**** SOURCE RECORDS ****
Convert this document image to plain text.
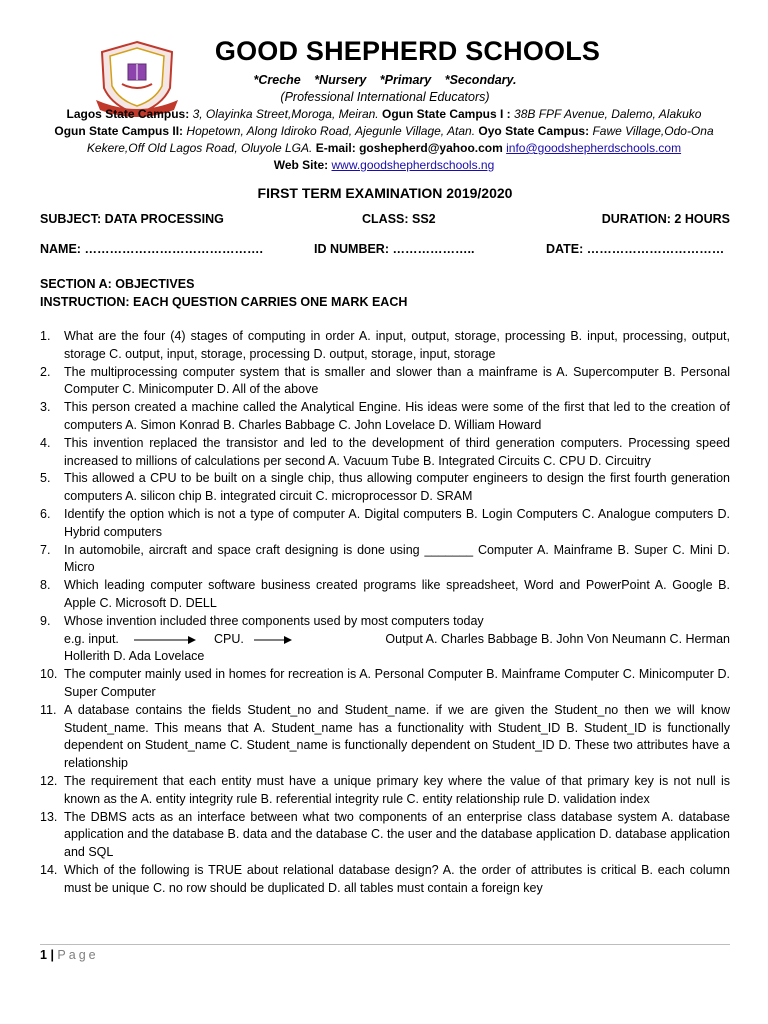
GOOD SHEPHERD SCHOOLS
*Creche *Nursery *Primary *Secondary.
(Professional International Educators)
Lagos State Campus: 3, Olayinka Street,Moroga, Meiran. Ogun State Campus I : 38B FPF Avenue, Dalemo, Alakuko
Ogun State Campus II: Hopetown, Along Idiroko Road, Ajegunle Village, Atan. Oyo State Campus: Fawe Village,Odo-Ona Kekere,Off Old Lagos Road, Oluyole LGA. E-mail: goshepherd@yahoo.com info@goodshepherdschools.com
Web Site: www.goodshepherdschools.ng
FIRST TERM EXAMINATION 2019/2020
SUBJECT: DATA PROCESSING	CLASS: SS2	DURATION: 2 HOURS
NAME: …………………………………….	ID NUMBER: ………………..	DATE: ……………………………
SECTION A: OBJECTIVES
INSTRUCTION: EACH QUESTION CARRIES ONE MARK EACH
1. What are the four (4) stages of computing in order A. input, output, storage, processing B. input, processing, output, storage C. output, input, storage, processing D. output, storage, input, storage
2. The multiprocessing computer system that is smaller and slower than a mainframe is A. Supercomputer B. Personal Computer C. Minicomputer D. All of the above
3. This person created a machine called the Analytical Engine. His ideas were some of the first that led to the creation of computers A. Simon Konrad B. Charles Babbage C. John Lovelace D. William Howard
4. This invention replaced the transistor and led to the development of third generation computers. Processing speed increased to millions of calculations per second A. Vacuum Tube B. Integrated Circuits C. CPU D. Circuitry
5. This allowed a CPU to be built on a single chip, thus allowing computer engineers to design the first fourth generation computers A. silicon chip B. integrated circuit C. microprocessor D. SRAM
6. Identify the option which is not a type of computer A. Digital computers B. Login Computers C. Analogue computers D. Hybrid computers
7. In automobile, aircraft and space craft designing is done using _______ Computer A. Mainframe B. Super C. Mini D. Micro
8. Which leading computer software business created programs like spreadsheet, Word and PowerPoint A. Google B. Apple C. Microsoft D. DELL
9. Whose invention included three components used by most computers today
e.g. input.	CPU.	Output A. Charles Babbage B. John Von Neumann C. Herman
Hollerith D. Ada Lovelace
10. The computer mainly used in homes for recreation is A. Personal Computer B. Mainframe Computer C. Minicomputer D. Super Computer
11. A database contains the fields Student_no and Student_name. if we are given the Student_no then we will know Student_name. This means that A. Student_name has a functionality with Student_ID B. Student_ID is functionally dependent on Student_name C. Student_name is functionally dependent on Student_ID D. These two attributes have a relationship
12. The requirement that each entity must have a unique primary key where the value of that primary key is not null is known as the A. entity integrity rule B. referential integrity rule C. entity relationship rule D. validation index
13. The DBMS acts as an interface between what two components of an enterprise class database system A. database application and the database B. data and the database C. the user and the database application D. database application and SQL
14. Which of the following is TRUE about relational database design? A. the order of attributes is critical B. each column must be unique C. no row should be duplicated D. all tables must contain a foreign key
1 | Page
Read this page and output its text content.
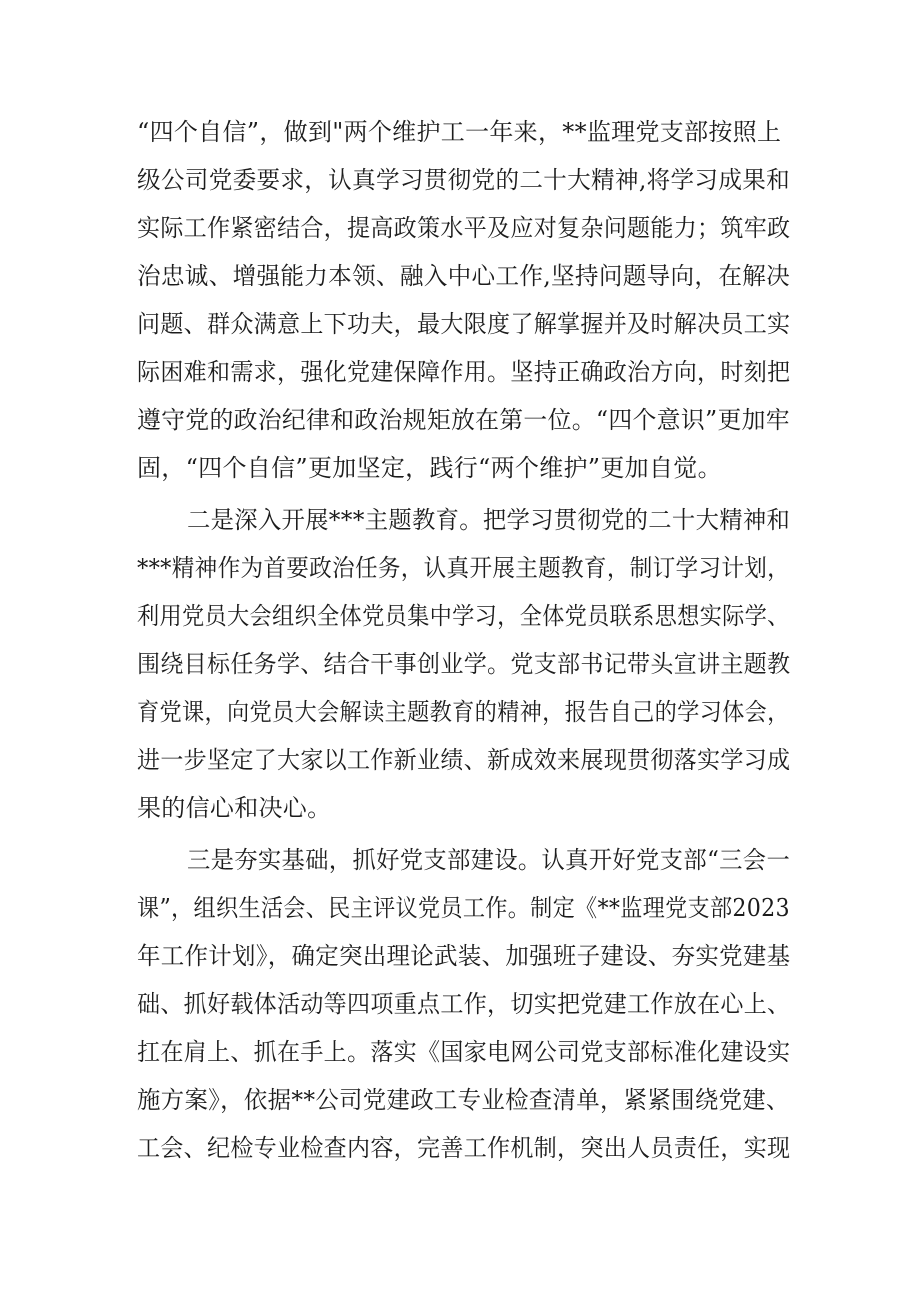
“四个自信”，做到"两个维护工一年来，**监理党支部按照上

级公司党委要求，认真学习贯彻党的二十大精神,将学习成果和

实际工作紧密结合，提高政策水平及应对复杂问题能力；筑牢政

治忠诚、增强能力本领、融入中心工作,坚持问题导向，在解决

问题、群众满意上下功夫，最大限度了解掌握并及时解决员工实

际困难和需求，强化党建保障作用。坚持正确政治方向，时刻把

遵守党的政治纪律和政治规矩放在第一位。“四个意识”更加牢

固，“四个自信”更加坚定，践行“两个维护”更加自觉。

二是深入开展***主题教育。把学习贯彻党的二十大精神和

***精神作为首要政治任务，认真开展主题教育，制订学习计划，

利用党员大会组织全体党员集中学习，全体党员联系思想实际学、

围绕目标任务学、结合干事创业学。党支部书记带头宣讲主题教

育党课，向党员大会解读主题教育的精神，报告自己的学习体会，

进一步坚定了大家以工作新业绩、新成效来展现贯彻落实学习成

果的信心和决心。

三是夯实基础，抓好党支部建设。认真开好党支部“三会一

课”，组织生活会、民主评议党员工作。制定《**监理党支部2023

年工作计划》，确定突出理论武装、加强班子建设、夯实党建基

础、抓好载体活动等四项重点工作，切实把党建工作放在心上、

扛在肩上、抓在手上。落实《国家电网公司党支部标准化建设实

施方案》，依据**公司党建政工专业检查清单，紧紧围绕党建、

工会、纪检专业检查内容，完善工作机制，突出人员责任，实现
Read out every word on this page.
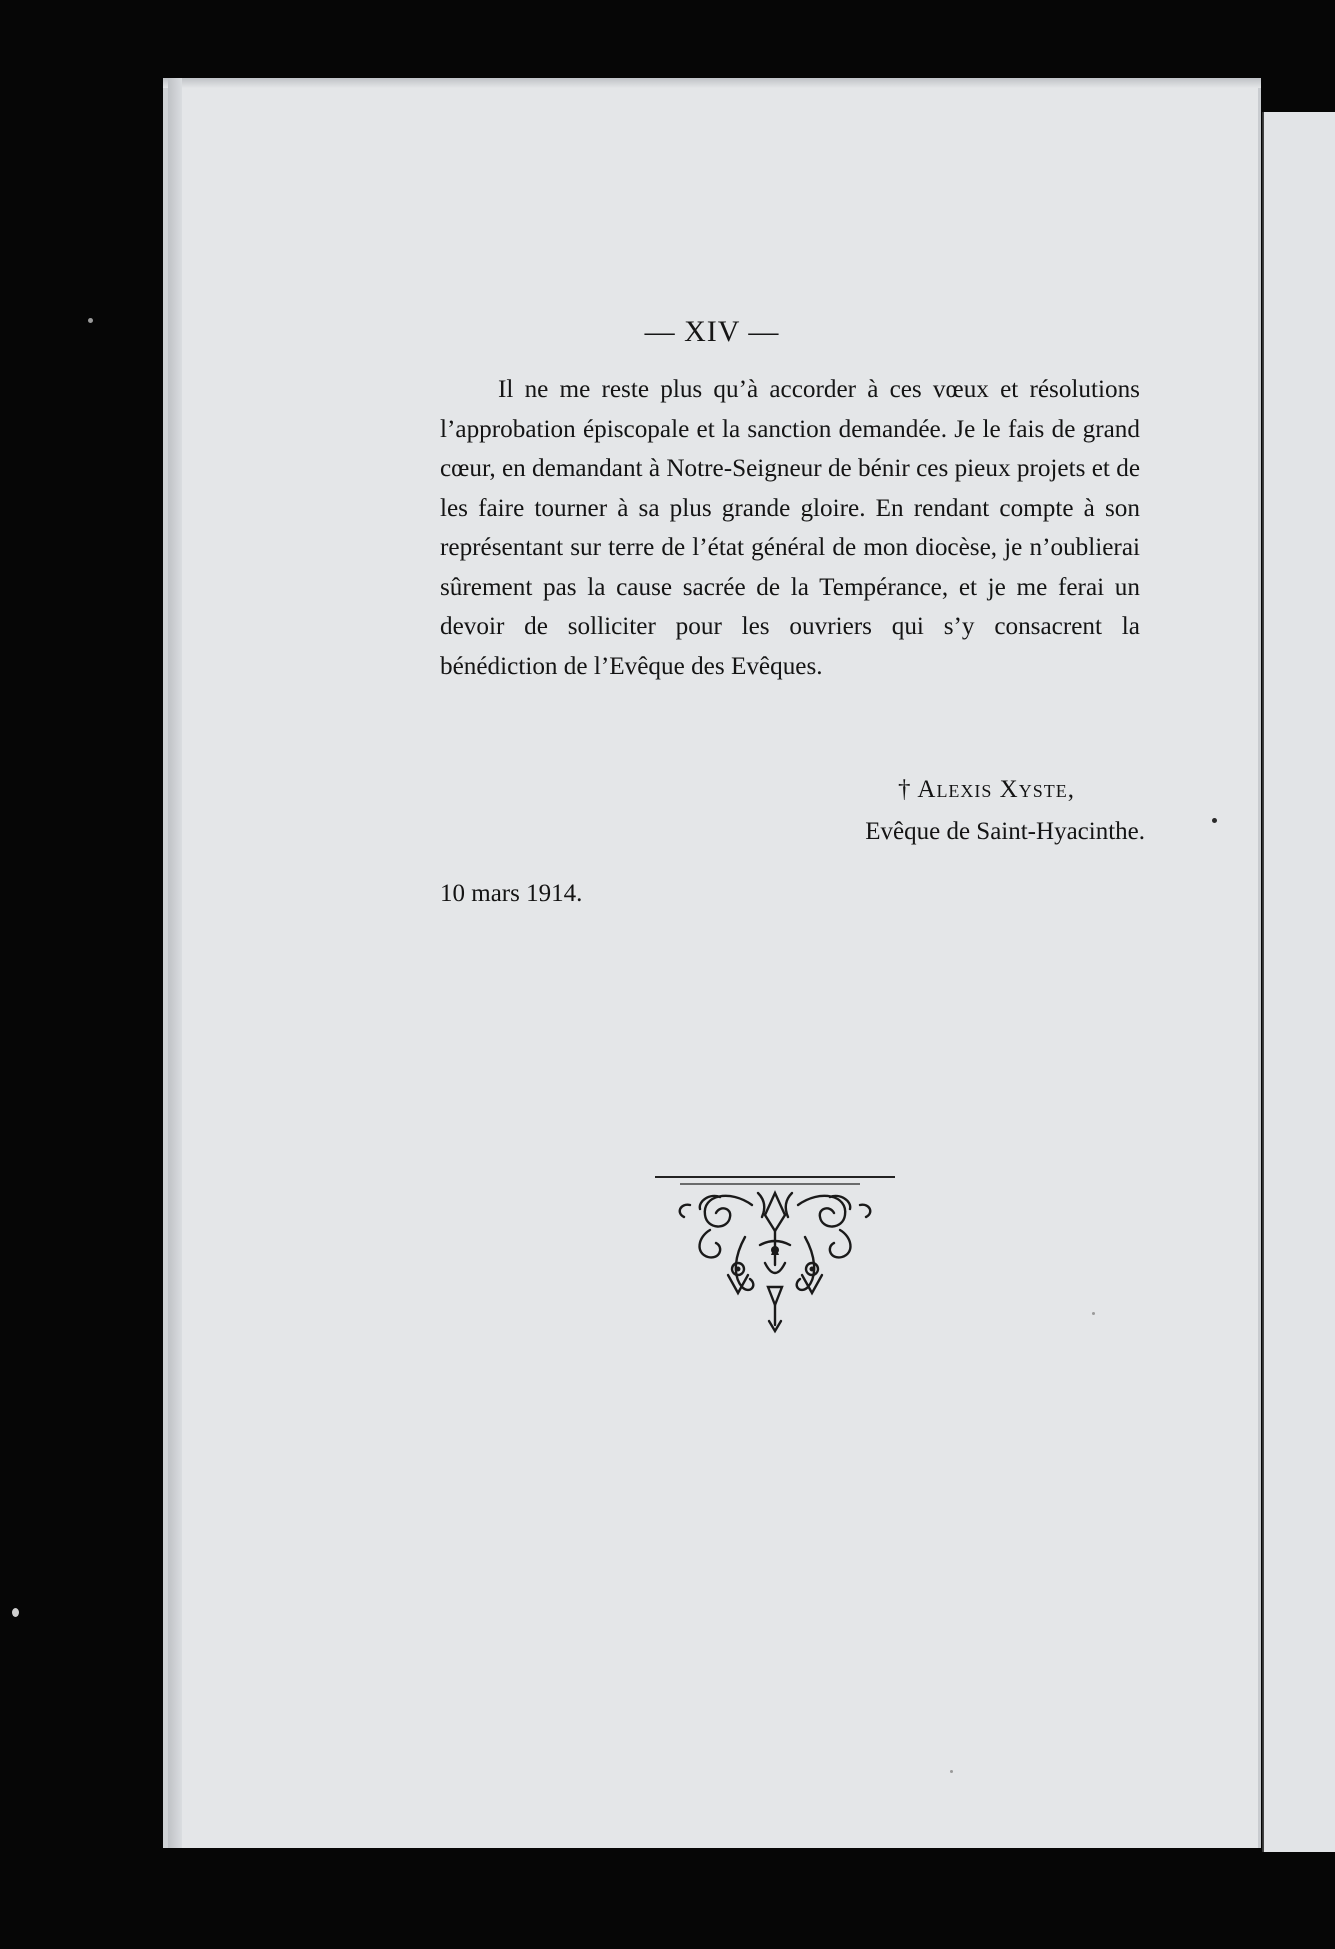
— XIV —
Il ne me reste plus qu’à accorder à ces vœux et résolutions l’approbation épiscopale et la sanction demandée. Je le fais de grand cœur, en demandant à Notre-Seigneur de bénir ces pieux projets et de les faire tourner à sa plus grande gloire. En rendant compte à son représentant sur terre de l’état général de mon diocèse, je n’oublierai sûrement pas la cause sacrée de la Tempérance, et je me ferai un devoir de solliciter pour les ouvriers qui s’y consacrent la bénédiction de l’Evêque des Evêques.
† Alexis Xyste,
Evêque de Saint-Hyacinthe.
10 mars 1914.
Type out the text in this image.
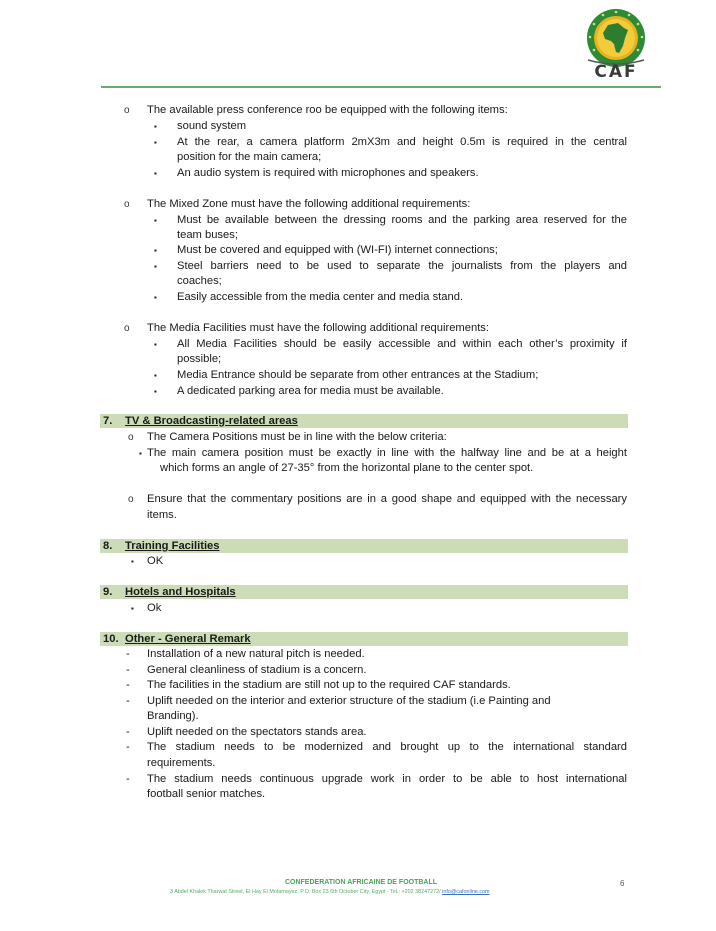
CAF
o The available press conference roo be equipped with the following items:
▪ sound system
▪ At the rear, a camera platform 2mX3m and height 0.5m is required in the central
position for the main camera;
▪ An audio system is required with microphones and speakers.
o The Mixed Zone must have the following additional requirements:
▪ Must be available between the dressing rooms and the parking area reserved for the
team buses;
▪ Must be covered and equipped with (WI-FI) internet connections;
▪ Steel barriers need to be used to separate the journalists from the players and
coaches;
▪ Easily accessible from the media center and media stand.
o The Media Facilities must have the following additional requirements:
▪ All Media Facilities should be easily accessible and within each other’s proximity if
possible;
▪ Media Entrance should be separate from other entrances at the Stadium;
▪ A dedicated parking area for media must be available.
7. TV & Broadcasting-related areas
o The Camera Positions must be in line with the below criteria:
▪ The main camera position must be exactly in line with the halfway line and be at a height
which forms an angle of 27-35° from the horizontal plane to the center spot.
o Ensure that the commentary positions are in a good shape and equipped with the necessary
items.
8. Training Facilities
▪ OK
9. Hotels and Hospitals
▪ Ok
10. Other - General Remark
- Installation of a new natural pitch is needed.
- General cleanliness of stadium is a concern.
- The facilities in the stadium are still not up to the required CAF standards.
- Uplift needed on the interior and exterior structure of the stadium (i.e Painting and
Branding).
- Uplift needed on the spectators stands area.
- The stadium needs to be modernized and brought up to the international standard
requirements.
- The stadium needs continuous upgrade work in order to be able to host international
football senior matches.
CONFEDERATION AFRICAINE DE FOOTBALL
3 Abdel Khalek Tharwat Street, El Hay El Motamayez, P.O. Box 23 6th October City, Egypt - Tel.: +202 38247272/ info@cafonline.com
6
****
-- EXERCISE INSTRUCTIONS --
Can the entries above be repeated exactly, without their pictures?

-- EXERCISE RESULT --
Convert this document image to plain text.
GOOD SHEPHERD SCHOOLS
*Creche *Nursery *Primary *Secondary.
(Professional International Educators)
Lagos State Campus: 3, Olayinka Street,Moroga, Meiran. Ogun State Campus I : 38B FPF Avenue, Dalemo, Alakuko
Ogun State Campus II: Hopetown, Along Idiroko Road, Ajegunle Village, Atan. Oyo State Campus: Fawe Village,Odo-Ona Kekere,Off Old Lagos Road, Oluyole LGA. E-mail: goshepherd@yahoo.com info@goodshepherdschools.com
Web Site: www.goodshepherdschools.ng
FIRST TERM EXAMINATION 2019/2020
SUBJECT: DATA PROCESSING	CLASS: SS2	DURATION: 2 HOURS
NAME: …………………………………….	ID NUMBER: ………………..	DATE: ……………………………
SECTION A: OBJECTIVES
INSTRUCTION: EACH QUESTION CARRIES ONE MARK EACH
1. What are the four (4) stages of computing in order A. input, output, storage, processing B. input, processing, output, storage C. output, input, storage, processing D. output, storage, input, storage
2. The multiprocessing computer system that is smaller and slower than a mainframe is A. Supercomputer B. Personal Computer C. Minicomputer D. All of the above
3. This person created a machine called the Analytical Engine. His ideas were some of the first that led to the creation of computers A. Simon Konrad B. Charles Babbage C. John Lovelace D. William Howard
4. This invention replaced the transistor and led to the development of third generation computers. Processing speed increased to millions of calculations per second A. Vacuum Tube B. Integrated Circuits C. CPU D. Circuitry
5. This allowed a CPU to be built on a single chip, thus allowing computer engineers to design the first fourth generation computers A. silicon chip B. integrated circuit C. microprocessor D. SRAM
6. Identify the option which is not a type of computer A. Digital computers B. Login Computers C. Analogue computers D. Hybrid computers
7. In automobile, aircraft and space craft designing is done using _______ Computer A. Mainframe B. Super C. Mini D. Micro
8. Which leading computer software business created programs like spreadsheet, Word and PowerPoint A. Google B. Apple C. Microsoft D. DELL
9. Whose invention included three components used by most computers today
e.g. input.	CPU.	Output A. Charles Babbage B. John Von Neumann C. Herman
Hollerith D. Ada Lovelace
10. The computer mainly used in homes for recreation is A. Personal Computer B. Mainframe Computer C. Minicomputer D. Super Computer
11. A database contains the fields Student_no and Student_name. if we are given the Student_no then we will know Student_name. This means that A. Student_name has a functionality with Student_ID B. Student_ID is functionally dependent on Student_name C. Student_name is functionally dependent on Student_ID D. These two attributes have a relationship
12. The requirement that each entity must have a unique primary key where the value of that primary key is not null is known as the A. entity integrity rule B. referential integrity rule C. entity relationship rule D. validation index
13. The DBMS acts as an interface between what two components of an enterprise class database system A. database application and the database B. data and the database C. the user and the database application D. database application and SQL
14. Which of the following is TRUE about relational database design? A. the order of attributes is critical B. each column must be unique C. no row should be duplicated D. all tables must contain a foreign key
1 | Page
Read this page and output its text content.
“四个自信”，做到"两个维护工一年来，**监理党支部按照上

级公司党委要求，认真学习贯彻党的二十大精神,将学习成果和

实际工作紧密结合，提高政策水平及应对复杂问题能力；筑牢政

治忠诚、增强能力本领、融入中心工作,坚持问题导向，在解决

问题、群众满意上下功夫，最大限度了解掌握并及时解决员工实

际困难和需求，强化党建保障作用。坚持正确政治方向，时刻把

遵守党的政治纪律和政治规矩放在第一位。“四个意识”更加牢

固，“四个自信”更加坚定，践行“两个维护”更加自觉。

二是深入开展***主题教育。把学习贯彻党的二十大精神和

***精神作为首要政治任务，认真开展主题教育，制订学习计划，

利用党员大会组织全体党员集中学习，全体党员联系思想实际学、

围绕目标任务学、结合干事创业学。党支部书记带头宣讲主题教

育党课，向党员大会解读主题教育的精神，报告自己的学习体会，

进一步坚定了大家以工作新业绩、新成效来展现贯彻落实学习成

果的信心和决心。

三是夯实基础，抓好党支部建设。认真开好党支部“三会一

课”，组织生活会、民主评议党员工作。制定《**监理党支部2023

年工作计划》，确定突出理论武装、加强班子建设、夯实党建基

础、抓好载体活动等四项重点工作，切实把党建工作放在心上、

扛在肩上、抓在手上。落实《国家电网公司党支部标准化建设实

施方案》，依据**公司党建政工专业检查清单，紧紧围绕党建、

工会、纪检专业检查内容，完善工作机制，突出人员责任，实现
Read out every word on this page.
— XIV —
Il ne me reste plus qu’à accorder à ces vœux et résolutions l’approbation épiscopale et la sanction demandée. Je le fais de grand cœur, en demandant à Notre-Seigneur de bénir ces pieux projets et de les faire tourner à sa plus grande gloire. En rendant compte à son représentant sur terre de l’état général de mon diocèse, je n’oublierai sûrement pas la cause sacrée de la Tempérance, et je me ferai un devoir de solliciter pour les ouvriers qui s’y consacrent la bénédiction de l’Evêque des Evêques.
† Alexis Xyste,
Evêque de Saint-Hyacinthe.
10 mars 1914.
Type out the text in this image.
CAF
o The available press conference roo be equipped with the following items:
▪ sound system
▪ At the rear, a camera platform 2mX3m and height 0.5m is required in the central
position for the main camera;
▪ An audio system is required with microphones and speakers.
o The Mixed Zone must have the following additional requirements:
▪ Must be available between the dressing rooms and the parking area reserved for the
team buses;
▪ Must be covered and equipped with (WI-FI) internet connections;
▪ Steel barriers need to be used to separate the journalists from the players and
coaches;
▪ Easily accessible from the media center and media stand.
o The Media Facilities must have the following additional requirements:
▪ All Media Facilities should be easily accessible and within each other’s proximity if
possible;
▪ Media Entrance should be separate from other entrances at the Stadium;
▪ A dedicated parking area for media must be available.
7. TV & Broadcasting-related areas
o The Camera Positions must be in line with the below criteria:
▪ The main camera position must be exactly in line with the halfway line and be at a height
which forms an angle of 27-35° from the horizontal plane to the center spot.
o Ensure that the commentary positions are in a good shape and equipped with the necessary
items.
8. Training Facilities
▪ OK
9. Hotels and Hospitals
▪ Ok
10. Other - General Remark
- Installation of a new natural pitch is needed.
- General cleanliness of stadium is a concern.
- The facilities in the stadium are still not up to the required CAF standards.
- Uplift needed on the interior and exterior structure of the stadium (i.e Painting and
Branding).
- Uplift needed on the spectators stands area.
- The stadium needs to be modernized and brought up to the international standard
requirements.
- The stadium needs continuous upgrade work in order to be able to host international
football senior matches.
CONFEDERATION AFRICAINE DE FOOTBALL
3 Abdel Khalek Tharwat Street, El Hay El Motamayez, P.O. Box 23 6th October City, Egypt - Tel.: +202 38247272/ info@cafonline.com
6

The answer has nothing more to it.